#### STATED PROBLEM
Write out the complete material exactly as it stands.

#### TASK INPUTS
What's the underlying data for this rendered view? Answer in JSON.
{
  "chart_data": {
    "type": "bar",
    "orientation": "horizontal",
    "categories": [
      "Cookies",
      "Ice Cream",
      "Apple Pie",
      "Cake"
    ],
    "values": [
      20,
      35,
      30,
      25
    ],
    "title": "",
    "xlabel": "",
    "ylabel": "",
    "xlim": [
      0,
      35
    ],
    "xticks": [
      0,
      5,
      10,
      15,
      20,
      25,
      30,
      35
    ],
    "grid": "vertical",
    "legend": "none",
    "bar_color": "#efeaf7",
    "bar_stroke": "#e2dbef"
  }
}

#### ANSWER TO THE PROBLEM
What's the underlying data for this rendered view? Answer in JSON.
{
  "chart_data": {
    "type": "bar",
    "orientation": "horizontal",
    "categories": [
      "Cookies",
      "Ice Cream",
      "Apple Pie",
      "Cake"
    ],
    "values": [
      20,
      35,
      30,
      25
    ],
    "title": "",
    "xlabel": "",
    "ylabel": "",
    "xlim": [
      0,
      35
    ],
    "xticks": [
      0,
      5,
      10,
      15,
      20,
      25,
      30,
      35
    ],
    "grid": "vertical",
    "legend": "none",
    "bar_color": "#efeaf7",
    "bar_stroke": "#e2dbef"
  }
}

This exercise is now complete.